Figure record extracts:
"""

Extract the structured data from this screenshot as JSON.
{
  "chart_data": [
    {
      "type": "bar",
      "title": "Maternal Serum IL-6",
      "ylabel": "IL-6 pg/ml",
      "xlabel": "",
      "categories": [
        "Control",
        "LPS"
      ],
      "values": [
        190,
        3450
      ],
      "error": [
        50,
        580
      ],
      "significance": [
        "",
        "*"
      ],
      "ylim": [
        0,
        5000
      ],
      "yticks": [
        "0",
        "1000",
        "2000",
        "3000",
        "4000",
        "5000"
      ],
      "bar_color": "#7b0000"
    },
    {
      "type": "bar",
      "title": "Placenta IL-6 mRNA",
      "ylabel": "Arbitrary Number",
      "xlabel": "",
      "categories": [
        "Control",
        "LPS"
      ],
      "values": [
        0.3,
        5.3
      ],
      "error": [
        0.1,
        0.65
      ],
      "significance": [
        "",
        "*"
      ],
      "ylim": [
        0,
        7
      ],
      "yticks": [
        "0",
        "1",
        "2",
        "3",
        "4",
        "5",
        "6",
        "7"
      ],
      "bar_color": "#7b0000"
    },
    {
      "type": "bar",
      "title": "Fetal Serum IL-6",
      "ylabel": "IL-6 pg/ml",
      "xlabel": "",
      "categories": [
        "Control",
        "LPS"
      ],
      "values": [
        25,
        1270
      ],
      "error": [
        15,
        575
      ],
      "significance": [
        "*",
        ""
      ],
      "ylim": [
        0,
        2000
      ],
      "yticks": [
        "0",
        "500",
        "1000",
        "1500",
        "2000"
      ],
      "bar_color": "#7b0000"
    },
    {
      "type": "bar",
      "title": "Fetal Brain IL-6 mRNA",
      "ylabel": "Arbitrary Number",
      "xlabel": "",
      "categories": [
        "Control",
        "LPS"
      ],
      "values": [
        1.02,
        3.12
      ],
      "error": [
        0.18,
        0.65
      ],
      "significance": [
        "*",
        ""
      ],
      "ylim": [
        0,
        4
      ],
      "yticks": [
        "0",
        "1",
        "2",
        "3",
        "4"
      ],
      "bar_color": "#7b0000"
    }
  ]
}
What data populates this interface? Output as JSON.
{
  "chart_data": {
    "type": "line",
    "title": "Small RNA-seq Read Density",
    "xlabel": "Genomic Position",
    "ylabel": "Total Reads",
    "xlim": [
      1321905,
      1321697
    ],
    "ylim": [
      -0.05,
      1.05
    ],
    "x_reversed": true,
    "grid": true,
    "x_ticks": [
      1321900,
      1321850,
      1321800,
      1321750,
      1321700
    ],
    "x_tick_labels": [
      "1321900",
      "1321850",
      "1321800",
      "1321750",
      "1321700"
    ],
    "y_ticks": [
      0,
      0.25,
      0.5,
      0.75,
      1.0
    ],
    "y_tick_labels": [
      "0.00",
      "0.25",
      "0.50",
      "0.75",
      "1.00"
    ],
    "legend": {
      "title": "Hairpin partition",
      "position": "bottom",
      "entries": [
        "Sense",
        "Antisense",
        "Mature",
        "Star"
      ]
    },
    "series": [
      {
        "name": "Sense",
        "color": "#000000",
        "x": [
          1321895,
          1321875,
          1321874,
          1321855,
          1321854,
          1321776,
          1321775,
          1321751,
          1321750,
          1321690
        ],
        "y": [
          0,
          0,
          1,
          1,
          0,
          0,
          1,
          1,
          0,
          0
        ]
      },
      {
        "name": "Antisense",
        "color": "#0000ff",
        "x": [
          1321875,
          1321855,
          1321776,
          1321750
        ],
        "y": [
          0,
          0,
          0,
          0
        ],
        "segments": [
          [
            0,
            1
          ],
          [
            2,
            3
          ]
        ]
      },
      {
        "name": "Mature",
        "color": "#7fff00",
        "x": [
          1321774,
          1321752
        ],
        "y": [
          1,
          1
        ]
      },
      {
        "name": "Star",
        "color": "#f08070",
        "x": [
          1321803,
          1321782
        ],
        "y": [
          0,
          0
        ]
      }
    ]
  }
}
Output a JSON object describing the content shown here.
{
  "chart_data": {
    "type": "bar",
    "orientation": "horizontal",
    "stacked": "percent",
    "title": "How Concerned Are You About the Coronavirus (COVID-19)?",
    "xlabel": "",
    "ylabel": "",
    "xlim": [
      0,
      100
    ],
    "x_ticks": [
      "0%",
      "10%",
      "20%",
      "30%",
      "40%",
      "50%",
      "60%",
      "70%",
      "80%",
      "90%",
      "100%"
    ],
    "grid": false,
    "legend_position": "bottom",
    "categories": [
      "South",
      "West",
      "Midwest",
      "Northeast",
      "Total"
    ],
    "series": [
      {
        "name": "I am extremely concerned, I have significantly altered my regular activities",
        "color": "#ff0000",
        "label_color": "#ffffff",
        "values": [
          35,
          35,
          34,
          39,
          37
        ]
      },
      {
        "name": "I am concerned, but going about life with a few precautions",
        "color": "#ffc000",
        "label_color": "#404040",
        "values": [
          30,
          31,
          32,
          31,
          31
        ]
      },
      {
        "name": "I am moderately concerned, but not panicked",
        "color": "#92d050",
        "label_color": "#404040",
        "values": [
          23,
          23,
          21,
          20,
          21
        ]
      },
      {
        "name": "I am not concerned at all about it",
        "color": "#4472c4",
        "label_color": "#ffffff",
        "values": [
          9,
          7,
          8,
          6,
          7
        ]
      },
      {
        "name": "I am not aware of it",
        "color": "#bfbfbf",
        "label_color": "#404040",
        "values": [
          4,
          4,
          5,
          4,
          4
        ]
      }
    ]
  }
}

"""

_Instructions to follow_:
A faithful, complete copy of the entries above is required.

_Solution to this task_:
Extract the structured data from this screenshot as JSON.
{
  "chart_data": [
    {
      "type": "bar",
      "title": "Maternal Serum IL-6",
      "ylabel": "IL-6 pg/ml",
      "xlabel": "",
      "categories": [
        "Control",
        "LPS"
      ],
      "values": [
        190,
        3450
      ],
      "error": [
        50,
        580
      ],
      "significance": [
        "",
        "*"
      ],
      "ylim": [
        0,
        5000
      ],
      "yticks": [
        "0",
        "1000",
        "2000",
        "3000",
        "4000",
        "5000"
      ],
      "bar_color": "#7b0000"
    },
    {
      "type": "bar",
      "title": "Placenta IL-6 mRNA",
      "ylabel": "Arbitrary Number",
      "xlabel": "",
      "categories": [
        "Control",
        "LPS"
      ],
      "values": [
        0.3,
        5.3
      ],
      "error": [
        0.1,
        0.65
      ],
      "significance": [
        "",
        "*"
      ],
      "ylim": [
        0,
        7
      ],
      "yticks": [
        "0",
        "1",
        "2",
        "3",
        "4",
        "5",
        "6",
        "7"
      ],
      "bar_color": "#7b0000"
    },
    {
      "type": "bar",
      "title": "Fetal Serum IL-6",
      "ylabel": "IL-6 pg/ml",
      "xlabel": "",
      "categories": [
        "Control",
        "LPS"
      ],
      "values": [
        25,
        1270
      ],
      "error": [
        15,
        575
      ],
      "significance": [
        "*",
        ""
      ],
      "ylim": [
        0,
        2000
      ],
      "yticks": [
        "0",
        "500",
        "1000",
        "1500",
        "2000"
      ],
      "bar_color": "#7b0000"
    },
    {
      "type": "bar",
      "title": "Fetal Brain IL-6 mRNA",
      "ylabel": "Arbitrary Number",
      "xlabel": "",
      "categories": [
        "Control",
        "LPS"
      ],
      "values": [
        1.02,
        3.12
      ],
      "error": [
        0.18,
        0.65
      ],
      "significance": [
        "*",
        ""
      ],
      "ylim": [
        0,
        4
      ],
      "yticks": [
        "0",
        "1",
        "2",
        "3",
        "4"
      ],
      "bar_color": "#7b0000"
    }
  ]
}
What data populates this interface? Output as JSON.
{
  "chart_data": {
    "type": "line",
    "title": "Small RNA-seq Read Density",
    "xlabel": "Genomic Position",
    "ylabel": "Total Reads",
    "xlim": [
      1321905,
      1321697
    ],
    "ylim": [
      -0.05,
      1.05
    ],
    "x_reversed": true,
    "grid": true,
    "x_ticks": [
      1321900,
      1321850,
      1321800,
      1321750,
      1321700
    ],
    "x_tick_labels": [
      "1321900",
      "1321850",
      "1321800",
      "1321750",
      "1321700"
    ],
    "y_ticks": [
      0,
      0.25,
      0.5,
      0.75,
      1.0
    ],
    "y_tick_labels": [
      "0.00",
      "0.25",
      "0.50",
      "0.75",
      "1.00"
    ],
    "legend": {
      "title": "Hairpin partition",
      "position": "bottom",
      "entries": [
        "Sense",
        "Antisense",
        "Mature",
        "Star"
      ]
    },
    "series": [
      {
        "name": "Sense",
        "color": "#000000",
        "x": [
          1321895,
          1321875,
          1321874,
          1321855,
          1321854,
          1321776,
          1321775,
          1321751,
          1321750,
          1321690
        ],
        "y": [
          0,
          0,
          1,
          1,
          0,
          0,
          1,
          1,
          0,
          0
        ]
      },
      {
        "name": "Antisense",
        "color": "#0000ff",
        "x": [
          1321875,
          1321855,
          1321776,
          1321750
        ],
        "y": [
          0,
          0,
          0,
          0
        ],
        "segments": [
          [
            0,
            1
          ],
          [
            2,
            3
          ]
        ]
      },
      {
        "name": "Mature",
        "color": "#7fff00",
        "x": [
          1321774,
          1321752
        ],
        "y": [
          1,
          1
        ]
      },
      {
        "name": "Star",
        "color": "#f08070",
        "x": [
          1321803,
          1321782
        ],
        "y": [
          0,
          0
        ]
      }
    ]
  }
}
Output a JSON object describing the content shown here.
{
  "chart_data": {
    "type": "bar",
    "orientation": "horizontal",
    "stacked": "percent",
    "title": "How Concerned Are You About the Coronavirus (COVID-19)?",
    "xlabel": "",
    "ylabel": "",
    "xlim": [
      0,
      100
    ],
    "x_ticks": [
      "0%",
      "10%",
      "20%",
      "30%",
      "40%",
      "50%",
      "60%",
      "70%",
      "80%",
      "90%",
      "100%"
    ],
    "grid": false,
    "legend_position": "bottom",
    "categories": [
      "South",
      "West",
      "Midwest",
      "Northeast",
      "Total"
    ],
    "series": [
      {
        "name": "I am extremely concerned, I have significantly altered my regular activities",
        "color": "#ff0000",
        "label_color": "#ffffff",
        "values": [
          35,
          35,
          34,
          39,
          37
        ]
      },
      {
        "name": "I am concerned, but going about life with a few precautions",
        "color": "#ffc000",
        "label_color": "#404040",
        "values": [
          30,
          31,
          32,
          31,
          31
        ]
      },
      {
        "name": "I am moderately concerned, but not panicked",
        "color": "#92d050",
        "label_color": "#404040",
        "values": [
          23,
          23,
          21,
          20,
          21
        ]
      },
      {
        "name": "I am not concerned at all about it",
        "color": "#4472c4",
        "label_color": "#ffffff",
        "values": [
          9,
          7,
          8,
          6,
          7
        ]
      },
      {
        "name": "I am not aware of it",
        "color": "#bfbfbf",
        "label_color": "#404040",
        "values": [
          4,
          4,
          5,
          4,
          4
        ]
      }
    ]
  }
}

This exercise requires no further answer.